[START Records shown]

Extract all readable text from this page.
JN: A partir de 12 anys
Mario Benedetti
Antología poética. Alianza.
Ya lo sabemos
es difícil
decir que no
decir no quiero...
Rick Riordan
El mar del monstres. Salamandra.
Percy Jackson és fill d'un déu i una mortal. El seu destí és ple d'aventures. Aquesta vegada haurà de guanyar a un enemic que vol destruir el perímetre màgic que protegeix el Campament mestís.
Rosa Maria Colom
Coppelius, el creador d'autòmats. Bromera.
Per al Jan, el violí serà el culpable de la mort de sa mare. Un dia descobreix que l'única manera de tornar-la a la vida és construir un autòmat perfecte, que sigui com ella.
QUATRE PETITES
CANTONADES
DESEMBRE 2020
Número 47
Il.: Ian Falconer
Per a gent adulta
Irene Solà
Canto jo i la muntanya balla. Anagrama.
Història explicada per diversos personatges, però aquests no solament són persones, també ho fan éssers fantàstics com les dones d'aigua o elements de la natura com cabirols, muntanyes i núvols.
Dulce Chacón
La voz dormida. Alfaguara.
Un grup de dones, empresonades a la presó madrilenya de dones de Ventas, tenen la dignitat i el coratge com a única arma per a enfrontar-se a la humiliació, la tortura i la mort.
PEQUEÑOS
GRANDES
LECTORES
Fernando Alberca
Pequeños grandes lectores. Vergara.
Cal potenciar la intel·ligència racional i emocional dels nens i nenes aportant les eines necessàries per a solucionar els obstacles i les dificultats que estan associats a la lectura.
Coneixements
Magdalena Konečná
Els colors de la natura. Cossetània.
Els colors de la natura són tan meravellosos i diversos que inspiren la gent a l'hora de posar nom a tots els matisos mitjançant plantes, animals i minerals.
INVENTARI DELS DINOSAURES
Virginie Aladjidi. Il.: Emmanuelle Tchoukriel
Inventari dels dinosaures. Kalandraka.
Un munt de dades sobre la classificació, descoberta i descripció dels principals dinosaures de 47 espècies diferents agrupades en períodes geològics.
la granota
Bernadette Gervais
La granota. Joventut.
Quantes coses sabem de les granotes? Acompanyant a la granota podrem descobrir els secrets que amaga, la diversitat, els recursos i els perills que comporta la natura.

[END Records shown]

- Task brief -
Go through the entries and repeat each one exactly.

- Task response -
Extract all readable text from this page.
JN: A partir de 12 anys
Mario Benedetti
Antología poética. Alianza.
Ya lo sabemos
es difícil
decir que no
decir no quiero...
Rick Riordan
El mar del monstres. Salamandra.
Percy Jackson és fill d'un déu i una mortal. El seu destí és ple d'aventures. Aquesta vegada haurà de guanyar a un enemic que vol destruir el perímetre màgic que protegeix el Campament mestís.
Rosa Maria Colom
Coppelius, el creador d'autòmats. Bromera.
Per al Jan, el violí serà el culpable de la mort de sa mare. Un dia descobreix que l'única manera de tornar-la a la vida és construir un autòmat perfecte, que sigui com ella.
QUATRE PETITES
CANTONADES
DESEMBRE 2020
Número 47
Il.: Ian Falconer
Per a gent adulta
Irene Solà
Canto jo i la muntanya balla. Anagrama.
Història explicada per diversos personatges, però aquests no solament són persones, també ho fan éssers fantàstics com les dones d'aigua o elements de la natura com cabirols, muntanyes i núvols.
Dulce Chacón
La voz dormida. Alfaguara.
Un grup de dones, empresonades a la presó madrilenya de dones de Ventas, tenen la dignitat i el coratge com a única arma per a enfrontar-se a la humiliació, la tortura i la mort.
PEQUEÑOS
GRANDES
LECTORES
Fernando Alberca
Pequeños grandes lectores. Vergara.
Cal potenciar la intel·ligència racional i emocional dels nens i nenes aportant les eines necessàries per a solucionar els obstacles i les dificultats que estan associats a la lectura.
Coneixements
Magdalena Konečná
Els colors de la natura. Cossetània.
Els colors de la natura són tan meravellosos i diversos que inspiren la gent a l'hora de posar nom a tots els matisos mitjançant plantes, animals i minerals.
INVENTARI DELS DINOSAURES
Virginie Aladjidi. Il.: Emmanuelle Tchoukriel
Inventari dels dinosaures. Kalandraka.
Un munt de dades sobre la classificació, descoberta i descripció dels principals dinosaures de 47 espècies diferents agrupades en períodes geològics.
la granota
Bernadette Gervais
La granota. Joventut.
Quantes coses sabem de les granotes? Acompanyant a la granota podrem descobrir els secrets que amaga, la diversitat, els recursos i els perills que comporta la natura.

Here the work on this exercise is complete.